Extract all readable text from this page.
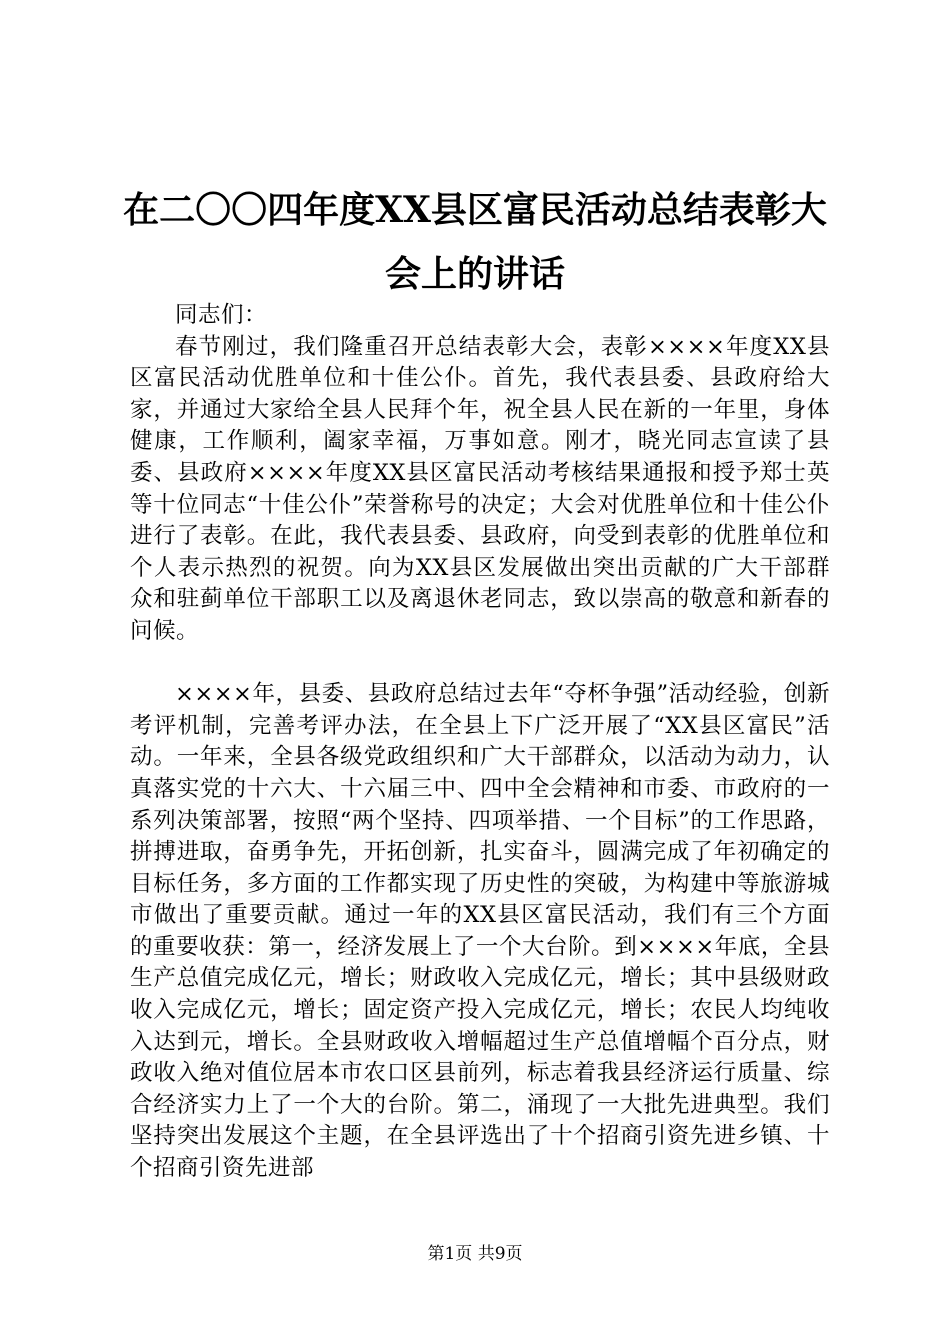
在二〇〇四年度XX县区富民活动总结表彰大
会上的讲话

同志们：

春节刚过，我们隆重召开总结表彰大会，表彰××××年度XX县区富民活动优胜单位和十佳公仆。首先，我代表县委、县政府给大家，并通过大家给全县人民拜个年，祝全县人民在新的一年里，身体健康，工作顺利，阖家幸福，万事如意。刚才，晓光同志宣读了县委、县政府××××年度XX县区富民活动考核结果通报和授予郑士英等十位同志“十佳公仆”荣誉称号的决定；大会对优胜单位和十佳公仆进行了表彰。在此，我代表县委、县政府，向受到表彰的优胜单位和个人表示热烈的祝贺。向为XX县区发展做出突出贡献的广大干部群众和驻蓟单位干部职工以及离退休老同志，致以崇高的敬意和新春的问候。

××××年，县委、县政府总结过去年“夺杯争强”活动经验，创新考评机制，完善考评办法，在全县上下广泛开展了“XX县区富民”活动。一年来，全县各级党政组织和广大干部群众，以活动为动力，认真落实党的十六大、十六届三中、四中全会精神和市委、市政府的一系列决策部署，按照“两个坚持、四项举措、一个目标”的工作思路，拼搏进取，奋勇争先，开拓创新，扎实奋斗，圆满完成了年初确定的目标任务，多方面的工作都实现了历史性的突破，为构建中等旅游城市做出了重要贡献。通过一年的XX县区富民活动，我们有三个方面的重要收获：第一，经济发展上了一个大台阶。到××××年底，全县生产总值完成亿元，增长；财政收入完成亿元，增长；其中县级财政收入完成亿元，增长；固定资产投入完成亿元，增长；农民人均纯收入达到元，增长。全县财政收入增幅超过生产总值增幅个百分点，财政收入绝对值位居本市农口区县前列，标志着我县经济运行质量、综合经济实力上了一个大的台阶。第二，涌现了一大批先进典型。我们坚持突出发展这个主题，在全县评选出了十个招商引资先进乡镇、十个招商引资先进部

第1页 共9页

┄┄┄┄┄┄┄┄┄┄┄┄┄┄┄┄┄┄┄┄

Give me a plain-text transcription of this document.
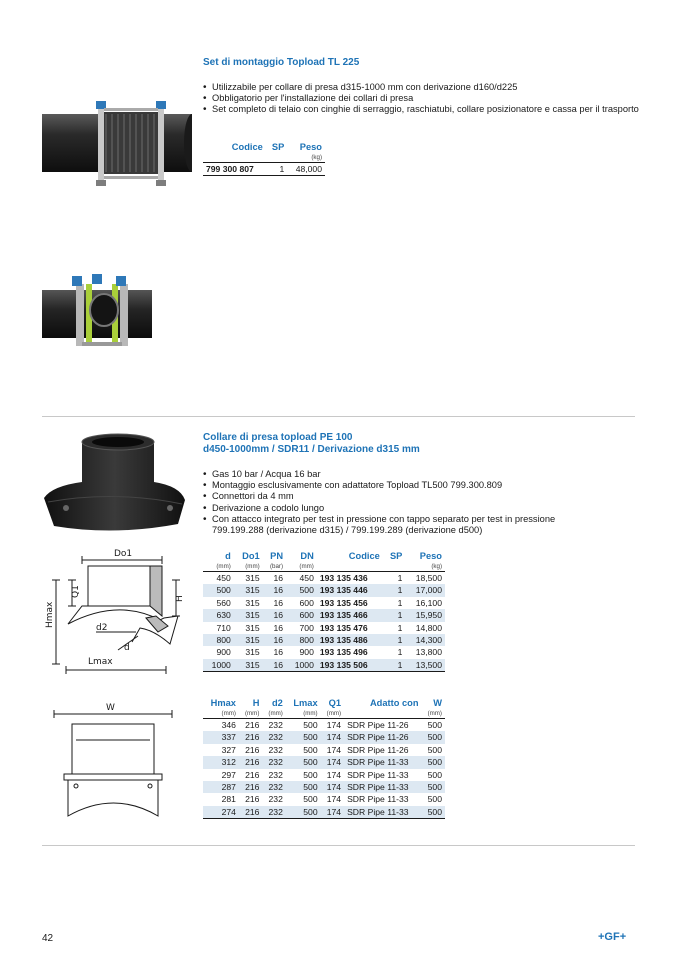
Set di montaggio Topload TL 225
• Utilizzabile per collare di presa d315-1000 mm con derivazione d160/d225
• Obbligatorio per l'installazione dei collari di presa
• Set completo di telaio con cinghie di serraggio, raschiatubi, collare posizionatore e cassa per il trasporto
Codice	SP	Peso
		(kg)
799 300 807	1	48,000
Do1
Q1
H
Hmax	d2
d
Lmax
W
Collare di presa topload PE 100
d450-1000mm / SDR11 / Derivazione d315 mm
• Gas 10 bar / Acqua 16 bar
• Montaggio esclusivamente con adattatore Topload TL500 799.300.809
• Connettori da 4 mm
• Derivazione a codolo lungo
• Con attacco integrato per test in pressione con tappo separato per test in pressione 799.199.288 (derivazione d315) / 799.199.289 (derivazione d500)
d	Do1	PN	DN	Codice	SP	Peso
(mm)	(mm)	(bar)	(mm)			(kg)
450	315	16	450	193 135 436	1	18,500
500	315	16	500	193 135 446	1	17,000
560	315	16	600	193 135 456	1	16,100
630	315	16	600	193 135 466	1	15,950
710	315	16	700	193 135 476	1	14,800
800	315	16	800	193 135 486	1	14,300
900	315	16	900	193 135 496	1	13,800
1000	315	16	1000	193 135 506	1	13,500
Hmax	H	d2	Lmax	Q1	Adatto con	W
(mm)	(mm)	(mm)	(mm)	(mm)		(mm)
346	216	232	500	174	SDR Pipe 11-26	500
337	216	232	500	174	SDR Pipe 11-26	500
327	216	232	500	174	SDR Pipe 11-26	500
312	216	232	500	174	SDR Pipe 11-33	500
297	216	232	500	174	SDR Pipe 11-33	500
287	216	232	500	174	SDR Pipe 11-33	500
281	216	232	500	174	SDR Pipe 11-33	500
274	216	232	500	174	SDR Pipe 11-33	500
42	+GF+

┄┄┄┄┄┄┄┄┄┄┄┄┄┄┄┄┄┄┄┄

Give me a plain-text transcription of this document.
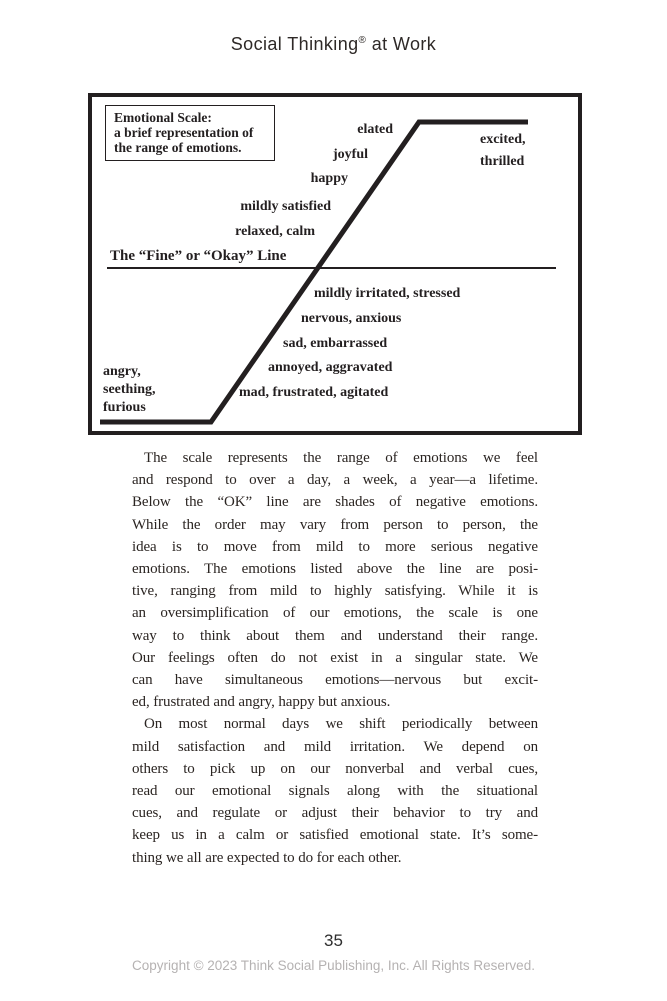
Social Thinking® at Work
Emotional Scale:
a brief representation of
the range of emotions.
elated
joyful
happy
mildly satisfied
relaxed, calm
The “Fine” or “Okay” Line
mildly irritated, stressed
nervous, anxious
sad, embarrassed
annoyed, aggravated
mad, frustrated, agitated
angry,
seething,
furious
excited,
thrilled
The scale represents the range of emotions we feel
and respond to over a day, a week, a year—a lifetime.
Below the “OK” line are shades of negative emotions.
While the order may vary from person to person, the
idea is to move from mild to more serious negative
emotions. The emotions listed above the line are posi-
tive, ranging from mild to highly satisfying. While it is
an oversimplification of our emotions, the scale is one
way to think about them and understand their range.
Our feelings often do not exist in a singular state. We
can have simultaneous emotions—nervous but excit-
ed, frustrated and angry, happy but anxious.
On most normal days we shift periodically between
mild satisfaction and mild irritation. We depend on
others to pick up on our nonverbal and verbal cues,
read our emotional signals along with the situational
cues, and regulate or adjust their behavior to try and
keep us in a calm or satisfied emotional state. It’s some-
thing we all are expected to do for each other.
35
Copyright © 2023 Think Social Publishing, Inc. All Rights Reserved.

┄┄┄┄┄┄┄┄┄┄┄┄┄┄┄┄┄┄┄┄

Lines containing the word "presa" must all be returned from the material above.

• Utilizzabile per collare di presa d315-1000 mm con derivazione d160/d225
• Obbligatorio per l'installazione dei collari di presa
Collare di presa topload PE 100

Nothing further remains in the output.